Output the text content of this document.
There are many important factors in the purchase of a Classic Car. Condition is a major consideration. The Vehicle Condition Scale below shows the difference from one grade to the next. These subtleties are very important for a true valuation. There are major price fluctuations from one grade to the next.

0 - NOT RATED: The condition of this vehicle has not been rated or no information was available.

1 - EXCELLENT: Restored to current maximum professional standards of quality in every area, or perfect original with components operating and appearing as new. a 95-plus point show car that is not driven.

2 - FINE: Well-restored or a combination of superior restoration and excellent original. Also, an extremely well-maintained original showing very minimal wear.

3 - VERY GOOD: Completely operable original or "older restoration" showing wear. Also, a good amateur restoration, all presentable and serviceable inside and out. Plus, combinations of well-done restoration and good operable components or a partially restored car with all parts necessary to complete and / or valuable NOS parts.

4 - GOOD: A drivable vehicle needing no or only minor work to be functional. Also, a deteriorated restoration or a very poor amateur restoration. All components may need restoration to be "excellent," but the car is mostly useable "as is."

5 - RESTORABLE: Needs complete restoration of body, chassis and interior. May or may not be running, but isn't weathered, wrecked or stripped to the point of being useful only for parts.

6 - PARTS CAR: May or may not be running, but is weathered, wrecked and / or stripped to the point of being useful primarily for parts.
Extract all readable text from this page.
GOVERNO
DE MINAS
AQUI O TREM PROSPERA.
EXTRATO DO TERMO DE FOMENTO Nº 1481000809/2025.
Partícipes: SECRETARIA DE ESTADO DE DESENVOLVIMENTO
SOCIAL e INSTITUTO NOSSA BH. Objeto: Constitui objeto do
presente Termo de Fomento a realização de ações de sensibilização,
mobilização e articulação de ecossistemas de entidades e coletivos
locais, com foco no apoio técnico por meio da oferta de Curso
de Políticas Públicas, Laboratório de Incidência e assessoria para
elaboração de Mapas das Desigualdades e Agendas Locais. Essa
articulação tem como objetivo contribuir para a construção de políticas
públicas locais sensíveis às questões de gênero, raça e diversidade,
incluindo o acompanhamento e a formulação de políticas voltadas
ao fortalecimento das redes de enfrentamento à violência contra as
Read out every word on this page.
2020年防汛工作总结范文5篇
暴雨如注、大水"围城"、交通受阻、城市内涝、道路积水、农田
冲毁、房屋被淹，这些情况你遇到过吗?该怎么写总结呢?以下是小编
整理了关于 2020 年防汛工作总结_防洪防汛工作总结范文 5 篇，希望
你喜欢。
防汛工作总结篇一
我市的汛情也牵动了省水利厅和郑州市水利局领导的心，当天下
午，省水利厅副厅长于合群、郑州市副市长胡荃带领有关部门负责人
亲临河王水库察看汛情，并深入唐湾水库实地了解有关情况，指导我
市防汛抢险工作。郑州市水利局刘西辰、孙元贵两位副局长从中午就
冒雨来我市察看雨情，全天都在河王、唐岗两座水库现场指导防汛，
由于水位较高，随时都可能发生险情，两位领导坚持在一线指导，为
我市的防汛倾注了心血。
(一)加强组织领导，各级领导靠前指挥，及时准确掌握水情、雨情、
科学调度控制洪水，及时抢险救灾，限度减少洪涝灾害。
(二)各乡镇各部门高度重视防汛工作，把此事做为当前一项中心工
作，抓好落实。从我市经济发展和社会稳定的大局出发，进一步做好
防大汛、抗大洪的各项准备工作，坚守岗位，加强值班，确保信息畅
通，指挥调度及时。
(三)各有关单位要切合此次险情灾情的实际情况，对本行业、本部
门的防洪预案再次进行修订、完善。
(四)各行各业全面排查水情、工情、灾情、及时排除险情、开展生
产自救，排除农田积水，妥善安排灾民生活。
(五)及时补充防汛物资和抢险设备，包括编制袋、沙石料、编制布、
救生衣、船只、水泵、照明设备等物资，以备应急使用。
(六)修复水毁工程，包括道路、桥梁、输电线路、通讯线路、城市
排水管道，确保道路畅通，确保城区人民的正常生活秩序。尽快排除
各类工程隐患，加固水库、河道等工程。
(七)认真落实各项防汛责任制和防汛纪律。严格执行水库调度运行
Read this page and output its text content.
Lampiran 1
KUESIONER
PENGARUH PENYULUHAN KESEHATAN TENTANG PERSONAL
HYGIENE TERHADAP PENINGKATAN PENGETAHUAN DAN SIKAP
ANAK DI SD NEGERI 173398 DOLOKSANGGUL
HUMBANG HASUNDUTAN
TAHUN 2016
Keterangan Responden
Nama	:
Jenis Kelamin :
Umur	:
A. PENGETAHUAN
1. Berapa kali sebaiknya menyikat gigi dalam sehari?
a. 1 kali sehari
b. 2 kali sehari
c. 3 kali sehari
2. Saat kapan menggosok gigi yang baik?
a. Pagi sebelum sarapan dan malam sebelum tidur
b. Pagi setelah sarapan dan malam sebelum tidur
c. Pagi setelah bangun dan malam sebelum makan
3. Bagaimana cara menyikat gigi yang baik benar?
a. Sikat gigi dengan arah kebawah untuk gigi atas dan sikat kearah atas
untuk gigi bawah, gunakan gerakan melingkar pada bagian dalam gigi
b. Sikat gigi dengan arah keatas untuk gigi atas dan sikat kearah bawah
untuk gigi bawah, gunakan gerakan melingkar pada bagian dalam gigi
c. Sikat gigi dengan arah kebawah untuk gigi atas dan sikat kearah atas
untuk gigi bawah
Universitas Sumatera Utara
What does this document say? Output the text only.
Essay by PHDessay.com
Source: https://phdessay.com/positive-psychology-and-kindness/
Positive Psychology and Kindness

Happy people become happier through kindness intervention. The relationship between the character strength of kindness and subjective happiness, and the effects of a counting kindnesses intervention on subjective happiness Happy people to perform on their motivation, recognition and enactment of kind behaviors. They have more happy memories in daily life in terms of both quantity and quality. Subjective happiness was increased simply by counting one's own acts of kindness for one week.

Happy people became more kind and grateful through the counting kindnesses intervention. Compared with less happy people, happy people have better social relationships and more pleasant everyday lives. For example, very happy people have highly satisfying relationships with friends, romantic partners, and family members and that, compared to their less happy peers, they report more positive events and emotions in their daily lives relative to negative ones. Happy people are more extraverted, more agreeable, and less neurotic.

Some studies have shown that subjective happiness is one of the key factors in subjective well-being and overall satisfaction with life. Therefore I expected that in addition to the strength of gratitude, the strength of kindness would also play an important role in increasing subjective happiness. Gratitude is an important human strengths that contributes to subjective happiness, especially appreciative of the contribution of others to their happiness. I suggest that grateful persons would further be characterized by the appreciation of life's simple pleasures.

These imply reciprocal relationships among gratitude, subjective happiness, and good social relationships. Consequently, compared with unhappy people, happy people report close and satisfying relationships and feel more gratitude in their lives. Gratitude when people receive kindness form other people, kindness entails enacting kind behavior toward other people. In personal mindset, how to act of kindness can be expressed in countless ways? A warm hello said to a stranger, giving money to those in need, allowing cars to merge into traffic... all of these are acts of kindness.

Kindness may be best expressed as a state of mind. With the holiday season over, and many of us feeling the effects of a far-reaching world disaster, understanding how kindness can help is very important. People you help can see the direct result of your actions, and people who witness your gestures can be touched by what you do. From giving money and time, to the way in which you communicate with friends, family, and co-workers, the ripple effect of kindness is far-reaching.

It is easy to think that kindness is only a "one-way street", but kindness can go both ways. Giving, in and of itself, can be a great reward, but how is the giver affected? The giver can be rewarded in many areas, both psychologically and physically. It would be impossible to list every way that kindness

::::::

◆ Goal: Generate an exact reproduction of all entries.

◆ Expected answer:
Output the text content of this document.
There are many important factors in the purchase of a Classic Car. Condition is a major consideration. The Vehicle Condition Scale below shows the difference from one grade to the next. These subtleties are very important for a true valuation. There are major price fluctuations from one grade to the next.

0 - NOT RATED: The condition of this vehicle has not been rated or no information was available.

1 - EXCELLENT: Restored to current maximum professional standards of quality in every area, or perfect original with components operating and appearing as new. a 95-plus point show car that is not driven.

2 - FINE: Well-restored or a combination of superior restoration and excellent original. Also, an extremely well-maintained original showing very minimal wear.

3 - VERY GOOD: Completely operable original or "older restoration" showing wear. Also, a good amateur restoration, all presentable and serviceable inside and out. Plus, combinations of well-done restoration and good operable components or a partially restored car with all parts necessary to complete and / or valuable NOS parts.

4 - GOOD: A drivable vehicle needing no or only minor work to be functional. Also, a deteriorated restoration or a very poor amateur restoration. All components may need restoration to be "excellent," but the car is mostly useable "as is."

5 - RESTORABLE: Needs complete restoration of body, chassis and interior. May or may not be running, but isn't weathered, wrecked or stripped to the point of being useful only for parts.

6 - PARTS CAR: May or may not be running, but is weathered, wrecked and / or stripped to the point of being useful primarily for parts.
Extract all readable text from this page.
GOVERNO
DE MINAS
AQUI O TREM PROSPERA.
EXTRATO DO TERMO DE FOMENTO Nº 1481000809/2025.
Partícipes: SECRETARIA DE ESTADO DE DESENVOLVIMENTO
SOCIAL e INSTITUTO NOSSA BH. Objeto: Constitui objeto do
presente Termo de Fomento a realização de ações de sensibilização,
mobilização e articulação de ecossistemas de entidades e coletivos
locais, com foco no apoio técnico por meio da oferta de Curso
de Políticas Públicas, Laboratório de Incidência e assessoria para
elaboração de Mapas das Desigualdades e Agendas Locais. Essa
articulação tem como objetivo contribuir para a construção de políticas
públicas locais sensíveis às questões de gênero, raça e diversidade,
incluindo o acompanhamento e a formulação de políticas voltadas
ao fortalecimento das redes de enfrentamento à violência contra as
Read out every word on this page.
2020年防汛工作总结范文5篇
暴雨如注、大水"围城"、交通受阻、城市内涝、道路积水、农田
冲毁、房屋被淹，这些情况你遇到过吗?该怎么写总结呢?以下是小编
整理了关于 2020 年防汛工作总结_防洪防汛工作总结范文 5 篇，希望
你喜欢。
防汛工作总结篇一
我市的汛情也牵动了省水利厅和郑州市水利局领导的心，当天下
午，省水利厅副厅长于合群、郑州市副市长胡荃带领有关部门负责人
亲临河王水库察看汛情，并深入唐湾水库实地了解有关情况，指导我
市防汛抢险工作。郑州市水利局刘西辰、孙元贵两位副局长从中午就
冒雨来我市察看雨情，全天都在河王、唐岗两座水库现场指导防汛，
由于水位较高，随时都可能发生险情，两位领导坚持在一线指导，为
我市的防汛倾注了心血。
(一)加强组织领导，各级领导靠前指挥，及时准确掌握水情、雨情、
科学调度控制洪水，及时抢险救灾，限度减少洪涝灾害。
(二)各乡镇各部门高度重视防汛工作，把此事做为当前一项中心工
作，抓好落实。从我市经济发展和社会稳定的大局出发，进一步做好
防大汛、抗大洪的各项准备工作，坚守岗位，加强值班，确保信息畅
通，指挥调度及时。
(三)各有关单位要切合此次险情灾情的实际情况，对本行业、本部
门的防洪预案再次进行修订、完善。
(四)各行各业全面排查水情、工情、灾情、及时排除险情、开展生
产自救，排除农田积水，妥善安排灾民生活。
(五)及时补充防汛物资和抢险设备，包括编制袋、沙石料、编制布、
救生衣、船只、水泵、照明设备等物资，以备应急使用。
(六)修复水毁工程，包括道路、桥梁、输电线路、通讯线路、城市
排水管道，确保道路畅通，确保城区人民的正常生活秩序。尽快排除
各类工程隐患，加固水库、河道等工程。
(七)认真落实各项防汛责任制和防汛纪律。严格执行水库调度运行
Read this page and output its text content.
Lampiran 1
KUESIONER
PENGARUH PENYULUHAN KESEHATAN TENTANG PERSONAL
HYGIENE TERHADAP PENINGKATAN PENGETAHUAN DAN SIKAP
ANAK DI SD NEGERI 173398 DOLOKSANGGUL
HUMBANG HASUNDUTAN
TAHUN 2016
Keterangan Responden
Nama	:
Jenis Kelamin :
Umur	:
A. PENGETAHUAN
1. Berapa kali sebaiknya menyikat gigi dalam sehari?
a. 1 kali sehari
b. 2 kali sehari
c. 3 kali sehari
2. Saat kapan menggosok gigi yang baik?
a. Pagi sebelum sarapan dan malam sebelum tidur
b. Pagi setelah sarapan dan malam sebelum tidur
c. Pagi setelah bangun dan malam sebelum makan
3. Bagaimana cara menyikat gigi yang baik benar?
a. Sikat gigi dengan arah kebawah untuk gigi atas dan sikat kearah atas
untuk gigi bawah, gunakan gerakan melingkar pada bagian dalam gigi
b. Sikat gigi dengan arah keatas untuk gigi atas dan sikat kearah bawah
untuk gigi bawah, gunakan gerakan melingkar pada bagian dalam gigi
c. Sikat gigi dengan arah kebawah untuk gigi atas dan sikat kearah atas
untuk gigi bawah
Universitas Sumatera Utara
What does this document say? Output the text only.
Essay by PHDessay.com
Source: https://phdessay.com/positive-psychology-and-kindness/
Positive Psychology and Kindness

Happy people become happier through kindness intervention. The relationship between the character strength of kindness and subjective happiness, and the effects of a counting kindnesses intervention on subjective happiness Happy people to perform on their motivation, recognition and enactment of kind behaviors. They have more happy memories in daily life in terms of both quantity and quality. Subjective happiness was increased simply by counting one's own acts of kindness for one week.

Happy people became more kind and grateful through the counting kindnesses intervention. Compared with less happy people, happy people have better social relationships and more pleasant everyday lives. For example, very happy people have highly satisfying relationships with friends, romantic partners, and family members and that, compared to their less happy peers, they report more positive events and emotions in their daily lives relative to negative ones. Happy people are more extraverted, more agreeable, and less neurotic.

Some studies have shown that subjective happiness is one of the key factors in subjective well-being and overall satisfaction with life. Therefore I expected that in addition to the strength of gratitude, the strength of kindness would also play an important role in increasing subjective happiness. Gratitude is an important human strengths that contributes to subjective happiness, especially appreciative of the contribution of others to their happiness. I suggest that grateful persons would further be characterized by the appreciation of life's simple pleasures.

These imply reciprocal relationships among gratitude, subjective happiness, and good social relationships. Consequently, compared with unhappy people, happy people report close and satisfying relationships and feel more gratitude in their lives. Gratitude when people receive kindness form other people, kindness entails enacting kind behavior toward other people. In personal mindset, how to act of kindness can be expressed in countless ways? A warm hello said to a stranger, giving money to those in need, allowing cars to merge into traffic... all of these are acts of kindness.

Kindness may be best expressed as a state of mind. With the holiday season over, and many of us feeling the effects of a far-reaching world disaster, understanding how kindness can help is very important. People you help can see the direct result of your actions, and people who witness your gestures can be touched by what you do. From giving money and time, to the way in which you communicate with friends, family, and co-workers, the ripple effect of kindness is far-reaching.

It is easy to think that kindness is only a "one-way street", but kindness can go both ways. Giving, in and of itself, can be a great reward, but how is the giver affected? The giver can be rewarded in many areas, both psychologically and physically. It would be impossible to list every way that kindness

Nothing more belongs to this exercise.